## THE REQUEST
Set the data down again, exactly as it reads, but without the pictures.

(Records from a dataset)
========================
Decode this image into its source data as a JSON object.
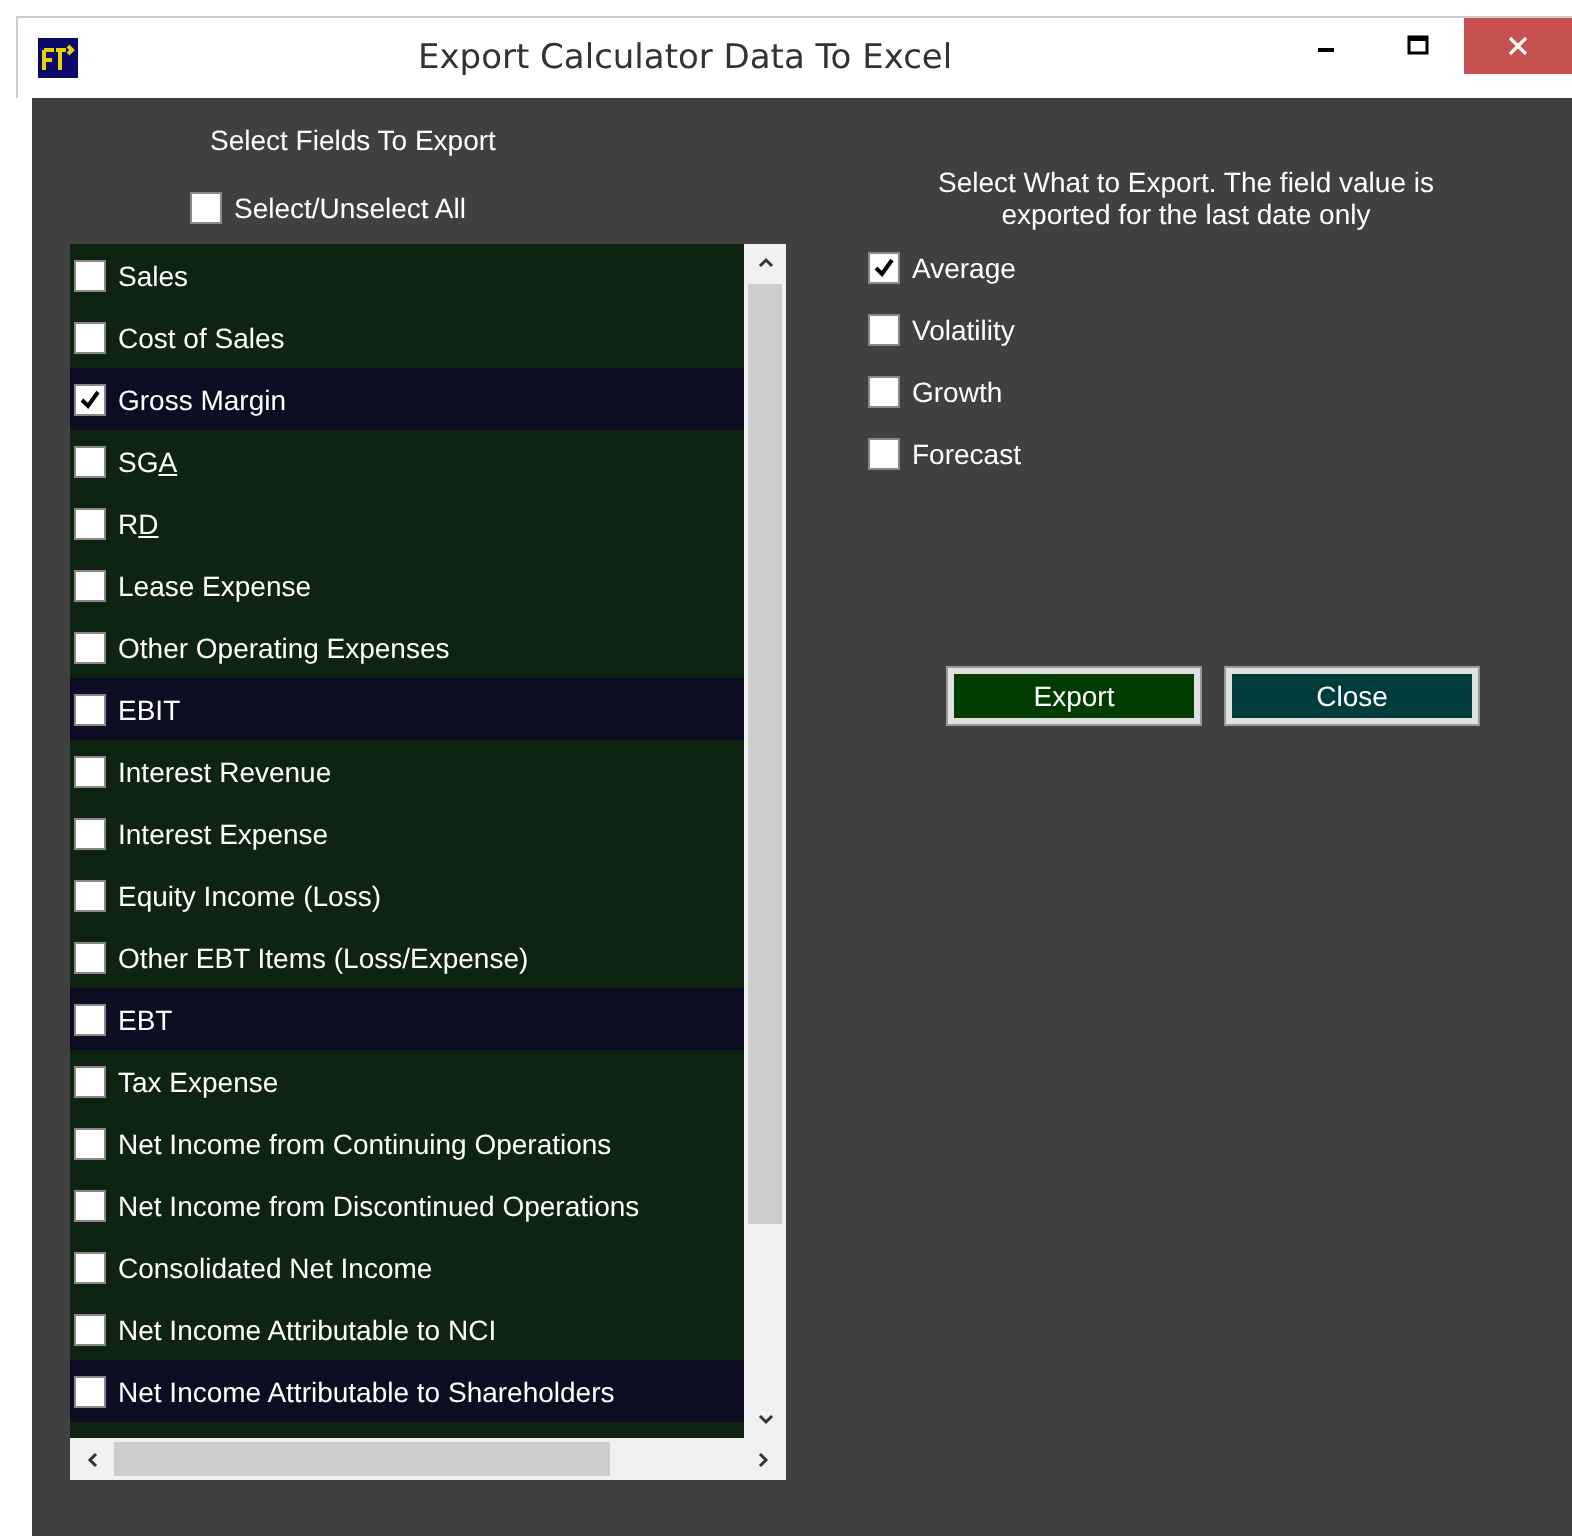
{
  "window": {
    "title": "Export Calculator Data To Excel"
  },
  "fields_heading": "Select Fields To Export",
  "select_all": {
    "label": "Select/Unselect All",
    "checked": false
  },
  "fields": [
    {
      "label": "Sales",
      "checked": false,
      "highlighted": false
    },
    {
      "label": "Cost of Sales",
      "checked": false,
      "highlighted": false
    },
    {
      "label": "Gross Margin",
      "checked": true,
      "highlighted": true
    },
    {
      "label": "SG",
      "underlined": "A",
      "checked": false,
      "highlighted": false
    },
    {
      "label": "R",
      "underlined": "D",
      "checked": false,
      "highlighted": false
    },
    {
      "label": "Lease Expense",
      "checked": false,
      "highlighted": false
    },
    {
      "label": "Other Operating Expenses",
      "checked": false,
      "highlighted": false
    },
    {
      "label": "EBIT",
      "checked": false,
      "highlighted": true
    },
    {
      "label": "Interest Revenue",
      "checked": false,
      "highlighted": false
    },
    {
      "label": "Interest Expense",
      "checked": false,
      "highlighted": false
    },
    {
      "label": "Equity Income (Loss)",
      "checked": false,
      "highlighted": false
    },
    {
      "label": "Other EBT Items (Loss/Expense)",
      "checked": false,
      "highlighted": false
    },
    {
      "label": "EBT",
      "checked": false,
      "highlighted": true
    },
    {
      "label": "Tax Expense",
      "checked": false,
      "highlighted": false
    },
    {
      "label": "Net Income from Continuing Operations",
      "checked": false,
      "highlighted": false
    },
    {
      "label": "Net Income from Discontinued Operations",
      "checked": false,
      "highlighted": false
    },
    {
      "label": "Consolidated Net Income",
      "checked": false,
      "highlighted": false
    },
    {
      "label": "Net Income Attributable to NCI",
      "checked": false,
      "highlighted": false
    },
    {
      "label": "Net Income Attributable to Shareholders",
      "checked": false,
      "highlighted": true
    }
  ],
  "export_heading": "Select What to Export.  The field value is exported for the last date only",
  "options": [
    {
      "label": "Average",
      "checked": true
    },
    {
      "label": "Volatility",
      "checked": false
    },
    {
      "label": "Growth",
      "checked": false
    },
    {
      "label": "Forecast",
      "checked": false
    }
  ],
  "buttons": [
    {
      "label": "Export",
      "kind": "export"
    },
    {
      "label": "Close",
      "kind": "close"
    }
  ]
}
========================
## WORKED ANSWER
Decode this image into its source data as a JSON object.
{
  "window": {
    "title": "Export Calculator Data To Excel"
  },
  "fields_heading": "Select Fields To Export",
  "select_all": {
    "label": "Select/Unselect All",
    "checked": false
  },
  "fields": [
    {
      "label": "Sales",
      "checked": false,
      "highlighted": false
    },
    {
      "label": "Cost of Sales",
      "checked": false,
      "highlighted": false
    },
    {
      "label": "Gross Margin",
      "checked": true,
      "highlighted": true
    },
    {
      "label": "SG",
      "underlined": "A",
      "checked": false,
      "highlighted": false
    },
    {
      "label": "R",
      "underlined": "D",
      "checked": false,
      "highlighted": false
    },
    {
      "label": "Lease Expense",
      "checked": false,
      "highlighted": false
    },
    {
      "label": "Other Operating Expenses",
      "checked": false,
      "highlighted": false
    },
    {
      "label": "EBIT",
      "checked": false,
      "highlighted": true
    },
    {
      "label": "Interest Revenue",
      "checked": false,
      "highlighted": false
    },
    {
      "label": "Interest Expense",
      "checked": false,
      "highlighted": false
    },
    {
      "label": "Equity Income (Loss)",
      "checked": false,
      "highlighted": false
    },
    {
      "label": "Other EBT Items (Loss/Expense)",
      "checked": false,
      "highlighted": false
    },
    {
      "label": "EBT",
      "checked": false,
      "highlighted": true
    },
    {
      "label": "Tax Expense",
      "checked": false,
      "highlighted": false
    },
    {
      "label": "Net Income from Continuing Operations",
      "checked": false,
      "highlighted": false
    },
    {
      "label": "Net Income from Discontinued Operations",
      "checked": false,
      "highlighted": false
    },
    {
      "label": "Consolidated Net Income",
      "checked": false,
      "highlighted": false
    },
    {
      "label": "Net Income Attributable to NCI",
      "checked": false,
      "highlighted": false
    },
    {
      "label": "Net Income Attributable to Shareholders",
      "checked": false,
      "highlighted": true
    }
  ],
  "export_heading": "Select What to Export.  The field value is exported for the last date only",
  "options": [
    {
      "label": "Average",
      "checked": true
    },
    {
      "label": "Volatility",
      "checked": false
    },
    {
      "label": "Growth",
      "checked": false
    },
    {
      "label": "Forecast",
      "checked": false
    }
  ],
  "buttons": [
    {
      "label": "Export",
      "kind": "export"
    },
    {
      "label": "Close",
      "kind": "close"
    }
  ]
}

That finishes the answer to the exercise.